## Task objective
Search the data for the word "Dalvik". Reproduce every line where it is found.

## Records shown

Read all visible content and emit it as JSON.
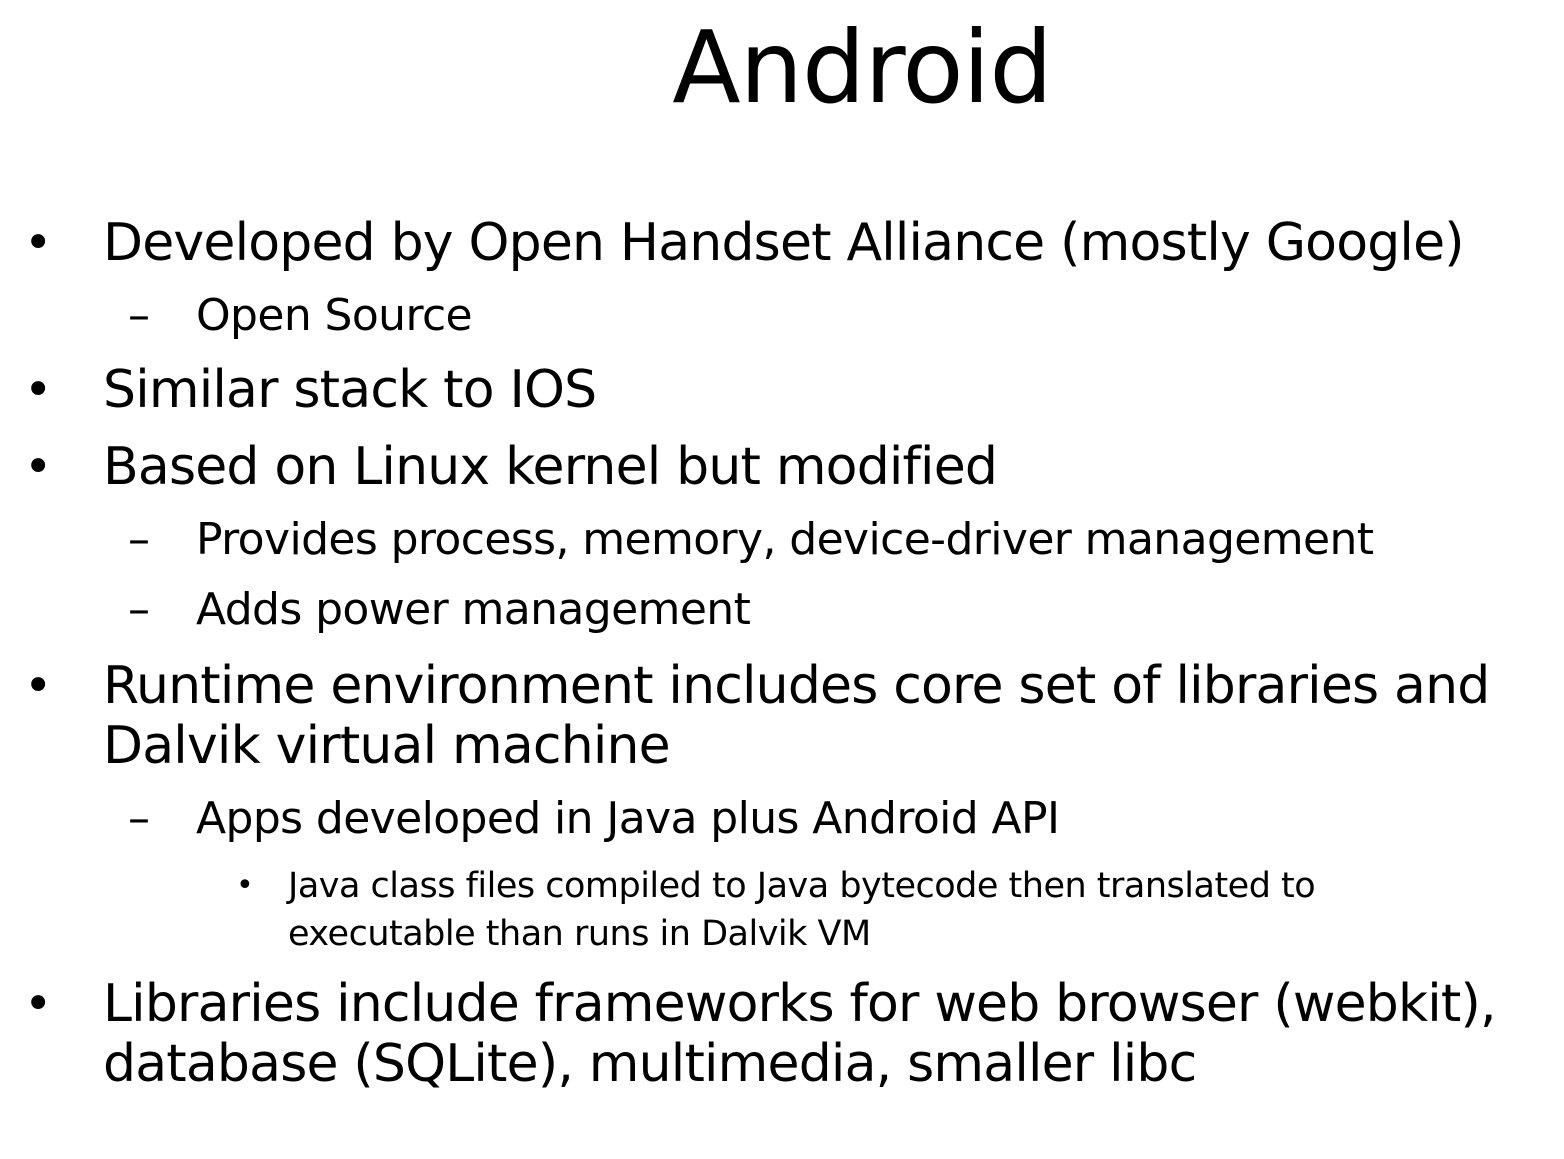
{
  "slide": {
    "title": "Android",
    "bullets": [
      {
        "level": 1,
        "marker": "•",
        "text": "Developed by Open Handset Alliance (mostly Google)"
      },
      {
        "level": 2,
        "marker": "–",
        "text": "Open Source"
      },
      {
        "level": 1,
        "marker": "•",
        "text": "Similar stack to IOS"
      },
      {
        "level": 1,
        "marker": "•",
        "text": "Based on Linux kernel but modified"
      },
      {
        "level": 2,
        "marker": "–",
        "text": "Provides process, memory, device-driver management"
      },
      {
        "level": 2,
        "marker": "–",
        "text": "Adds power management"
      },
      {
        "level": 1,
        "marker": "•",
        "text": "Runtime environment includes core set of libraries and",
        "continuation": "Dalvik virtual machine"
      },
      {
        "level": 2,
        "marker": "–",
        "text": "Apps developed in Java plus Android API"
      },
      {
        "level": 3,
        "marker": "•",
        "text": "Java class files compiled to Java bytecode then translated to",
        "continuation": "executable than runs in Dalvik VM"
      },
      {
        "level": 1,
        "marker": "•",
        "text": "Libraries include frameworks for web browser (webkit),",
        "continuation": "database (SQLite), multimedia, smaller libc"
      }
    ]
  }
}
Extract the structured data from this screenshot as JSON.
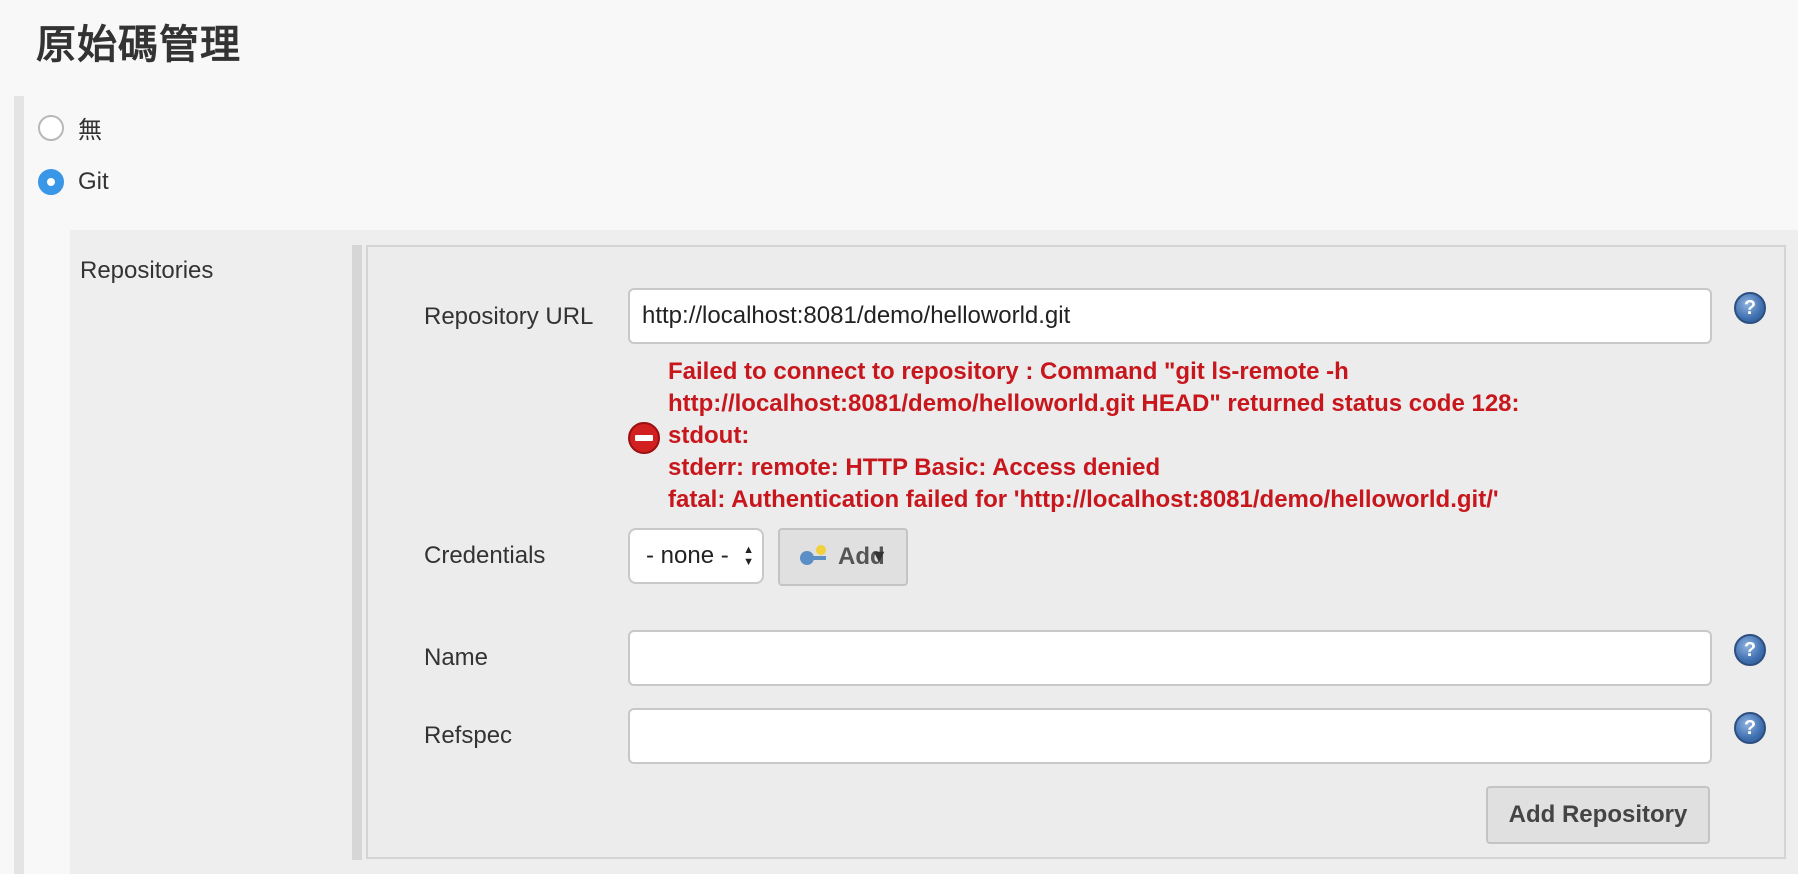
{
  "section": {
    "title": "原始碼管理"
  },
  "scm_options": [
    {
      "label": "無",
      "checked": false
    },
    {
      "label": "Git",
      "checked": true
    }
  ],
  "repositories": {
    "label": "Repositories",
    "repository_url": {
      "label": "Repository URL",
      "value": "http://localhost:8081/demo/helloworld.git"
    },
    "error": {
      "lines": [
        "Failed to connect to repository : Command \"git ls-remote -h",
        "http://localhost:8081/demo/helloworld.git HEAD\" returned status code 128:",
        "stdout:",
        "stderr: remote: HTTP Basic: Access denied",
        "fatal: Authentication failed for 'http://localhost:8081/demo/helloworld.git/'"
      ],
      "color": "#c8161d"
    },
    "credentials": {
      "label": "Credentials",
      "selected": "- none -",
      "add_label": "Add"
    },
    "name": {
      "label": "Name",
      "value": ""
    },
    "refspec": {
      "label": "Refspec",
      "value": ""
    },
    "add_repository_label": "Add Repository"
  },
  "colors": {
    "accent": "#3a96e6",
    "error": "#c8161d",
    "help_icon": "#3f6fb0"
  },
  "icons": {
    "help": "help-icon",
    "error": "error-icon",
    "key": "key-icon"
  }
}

## Answer for the task
        "continuation": "Dalvik virtual machine"
        "continuation": "executable than runs in Dalvik VM"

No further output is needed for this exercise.